◆ **Your instructions**
Reproduce the records that follow, substituting "Completed" for each occurrence of "Succeeded" and leaving everything else unchanged.

◆ **Information supplied**
>> Start

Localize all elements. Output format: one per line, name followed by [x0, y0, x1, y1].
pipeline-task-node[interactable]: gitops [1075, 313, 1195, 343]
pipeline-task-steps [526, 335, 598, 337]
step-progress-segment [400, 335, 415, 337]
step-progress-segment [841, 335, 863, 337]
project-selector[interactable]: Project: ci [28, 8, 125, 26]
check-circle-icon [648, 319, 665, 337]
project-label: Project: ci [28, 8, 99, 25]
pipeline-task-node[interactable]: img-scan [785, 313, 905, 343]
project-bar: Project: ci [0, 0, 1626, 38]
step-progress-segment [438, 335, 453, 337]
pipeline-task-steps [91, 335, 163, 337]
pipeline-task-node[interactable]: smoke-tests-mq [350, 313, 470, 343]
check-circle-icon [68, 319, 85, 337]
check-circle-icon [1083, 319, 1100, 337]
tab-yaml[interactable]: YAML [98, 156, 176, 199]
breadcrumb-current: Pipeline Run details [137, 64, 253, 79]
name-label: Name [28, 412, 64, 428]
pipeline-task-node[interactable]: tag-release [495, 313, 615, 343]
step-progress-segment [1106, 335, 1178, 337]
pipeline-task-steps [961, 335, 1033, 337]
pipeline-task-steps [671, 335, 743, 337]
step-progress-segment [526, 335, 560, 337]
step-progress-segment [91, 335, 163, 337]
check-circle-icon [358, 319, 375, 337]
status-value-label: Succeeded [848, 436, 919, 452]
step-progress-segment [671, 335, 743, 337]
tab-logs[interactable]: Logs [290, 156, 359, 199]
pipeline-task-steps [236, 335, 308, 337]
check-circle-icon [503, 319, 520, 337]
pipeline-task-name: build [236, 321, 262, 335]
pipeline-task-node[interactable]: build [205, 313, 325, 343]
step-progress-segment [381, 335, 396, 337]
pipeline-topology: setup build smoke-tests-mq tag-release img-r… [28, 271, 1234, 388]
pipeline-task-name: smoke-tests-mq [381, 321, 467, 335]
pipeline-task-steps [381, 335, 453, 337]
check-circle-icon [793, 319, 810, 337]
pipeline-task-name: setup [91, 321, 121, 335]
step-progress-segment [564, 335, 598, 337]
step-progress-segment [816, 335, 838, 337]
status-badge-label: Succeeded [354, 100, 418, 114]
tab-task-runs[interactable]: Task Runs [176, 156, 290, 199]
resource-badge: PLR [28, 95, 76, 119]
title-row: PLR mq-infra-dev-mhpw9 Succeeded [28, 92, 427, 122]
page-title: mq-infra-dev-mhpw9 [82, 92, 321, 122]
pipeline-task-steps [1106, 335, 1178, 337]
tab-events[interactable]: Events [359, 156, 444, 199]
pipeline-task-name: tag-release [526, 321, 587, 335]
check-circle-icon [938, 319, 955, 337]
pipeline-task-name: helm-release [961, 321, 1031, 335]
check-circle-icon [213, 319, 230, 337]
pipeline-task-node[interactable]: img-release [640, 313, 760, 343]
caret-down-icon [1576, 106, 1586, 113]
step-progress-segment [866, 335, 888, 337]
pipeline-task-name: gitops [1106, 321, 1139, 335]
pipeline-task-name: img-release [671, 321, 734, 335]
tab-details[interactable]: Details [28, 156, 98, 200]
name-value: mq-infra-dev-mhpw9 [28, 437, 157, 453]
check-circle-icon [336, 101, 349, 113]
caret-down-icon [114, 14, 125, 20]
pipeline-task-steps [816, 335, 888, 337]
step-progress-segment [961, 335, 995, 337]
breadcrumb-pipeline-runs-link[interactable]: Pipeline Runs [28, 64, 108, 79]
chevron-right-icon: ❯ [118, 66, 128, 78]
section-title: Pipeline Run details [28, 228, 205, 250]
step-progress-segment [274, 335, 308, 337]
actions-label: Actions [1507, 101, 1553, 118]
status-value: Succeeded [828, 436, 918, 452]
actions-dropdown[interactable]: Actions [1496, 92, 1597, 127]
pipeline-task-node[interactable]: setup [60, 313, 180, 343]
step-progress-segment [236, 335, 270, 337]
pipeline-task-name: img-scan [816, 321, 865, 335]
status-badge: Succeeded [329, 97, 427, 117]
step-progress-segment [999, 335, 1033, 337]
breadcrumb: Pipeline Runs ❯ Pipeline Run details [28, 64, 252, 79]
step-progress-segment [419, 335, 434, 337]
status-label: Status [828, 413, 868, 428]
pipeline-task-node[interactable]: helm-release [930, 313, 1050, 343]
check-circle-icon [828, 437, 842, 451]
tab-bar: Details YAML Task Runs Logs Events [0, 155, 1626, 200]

>> End

◆ **Expected answer**
Localize all elements. Output format: one per line, name followed by [x0, y0, x1, y1].
pipeline-task-node[interactable]: gitops [1075, 313, 1195, 343]
pipeline-task-steps [526, 335, 598, 337]
step-progress-segment [400, 335, 415, 337]
step-progress-segment [841, 335, 863, 337]
project-selector[interactable]: Project: ci [28, 8, 125, 26]
check-circle-icon [648, 319, 665, 337]
project-label: Project: ci [28, 8, 99, 25]
pipeline-task-node[interactable]: img-scan [785, 313, 905, 343]
project-bar: Project: ci [0, 0, 1626, 38]
step-progress-segment [438, 335, 453, 337]
pipeline-task-steps [91, 335, 163, 337]
pipeline-task-node[interactable]: smoke-tests-mq [350, 313, 470, 343]
check-circle-icon [68, 319, 85, 337]
check-circle-icon [1083, 319, 1100, 337]
tab-yaml[interactable]: YAML [98, 156, 176, 199]
breadcrumb-current: Pipeline Run details [137, 64, 253, 79]
name-label: Name [28, 412, 64, 428]
pipeline-task-node[interactable]: tag-release [495, 313, 615, 343]
step-progress-segment [1106, 335, 1178, 337]
pipeline-task-steps [961, 335, 1033, 337]
pipeline-task-steps [671, 335, 743, 337]
step-progress-segment [526, 335, 560, 337]
step-progress-segment [91, 335, 163, 337]
check-circle-icon [358, 319, 375, 337]
status-value-label: Completed [848, 436, 919, 452]
step-progress-segment [671, 335, 743, 337]
tab-logs[interactable]: Logs [290, 156, 359, 199]
pipeline-task-steps [236, 335, 308, 337]
check-circle-icon [503, 319, 520, 337]
pipeline-task-name: build [236, 321, 262, 335]
pipeline-task-node[interactable]: build [205, 313, 325, 343]
step-progress-segment [381, 335, 396, 337]
pipeline-topology: setup build smoke-tests-mq tag-release img-r… [28, 271, 1234, 388]
pipeline-task-name: smoke-tests-mq [381, 321, 467, 335]
pipeline-task-steps [381, 335, 453, 337]
check-circle-icon [793, 319, 810, 337]
pipeline-task-name: setup [91, 321, 121, 335]
step-progress-segment [564, 335, 598, 337]
step-progress-segment [816, 335, 838, 337]
status-badge-label: Completed [354, 100, 418, 114]
tab-task-runs[interactable]: Task Runs [176, 156, 290, 199]
resource-badge: PLR [28, 95, 76, 119]
title-row: PLR mq-infra-dev-mhpw9 Completed [28, 92, 427, 122]
page-title: mq-infra-dev-mhpw9 [82, 92, 321, 122]
pipeline-task-steps [1106, 335, 1178, 337]
tab-events[interactable]: Events [359, 156, 444, 199]
pipeline-task-name: tag-release [526, 321, 587, 335]
check-circle-icon [938, 319, 955, 337]
pipeline-task-name: helm-release [961, 321, 1031, 335]
check-circle-icon [213, 319, 230, 337]
pipeline-task-node[interactable]: img-release [640, 313, 760, 343]
caret-down-icon [1576, 106, 1586, 113]
step-progress-segment [866, 335, 888, 337]
pipeline-task-name: gitops [1106, 321, 1139, 335]
pipeline-task-name: img-release [671, 321, 734, 335]
tab-details[interactable]: Details [28, 156, 98, 200]
name-value: mq-infra-dev-mhpw9 [28, 437, 157, 453]
check-circle-icon [336, 101, 349, 113]
caret-down-icon [114, 14, 125, 20]
pipeline-task-steps [816, 335, 888, 337]
step-progress-segment [961, 335, 995, 337]
breadcrumb-pipeline-runs-link[interactable]: Pipeline Runs [28, 64, 108, 79]
chevron-right-icon: ❯ [118, 66, 128, 78]
section-title: Pipeline Run details [28, 228, 205, 250]
step-progress-segment [274, 335, 308, 337]
actions-label: Actions [1507, 101, 1553, 118]
status-value: Completed [828, 436, 918, 452]
actions-dropdown[interactable]: Actions [1496, 92, 1597, 127]
pipeline-task-node[interactable]: setup [60, 313, 180, 343]
step-progress-segment [236, 335, 270, 337]
pipeline-task-name: img-scan [816, 321, 865, 335]
status-badge: Completed [329, 97, 427, 117]
step-progress-segment [999, 335, 1033, 337]
breadcrumb: Pipeline Runs ❯ Pipeline Run details [28, 64, 252, 79]
step-progress-segment [419, 335, 434, 337]
status-label: Status [828, 413, 868, 428]
pipeline-task-node[interactable]: helm-release [930, 313, 1050, 343]
check-circle-icon [828, 437, 842, 451]
tab-bar: Details YAML Task Runs Logs Events [0, 155, 1626, 200]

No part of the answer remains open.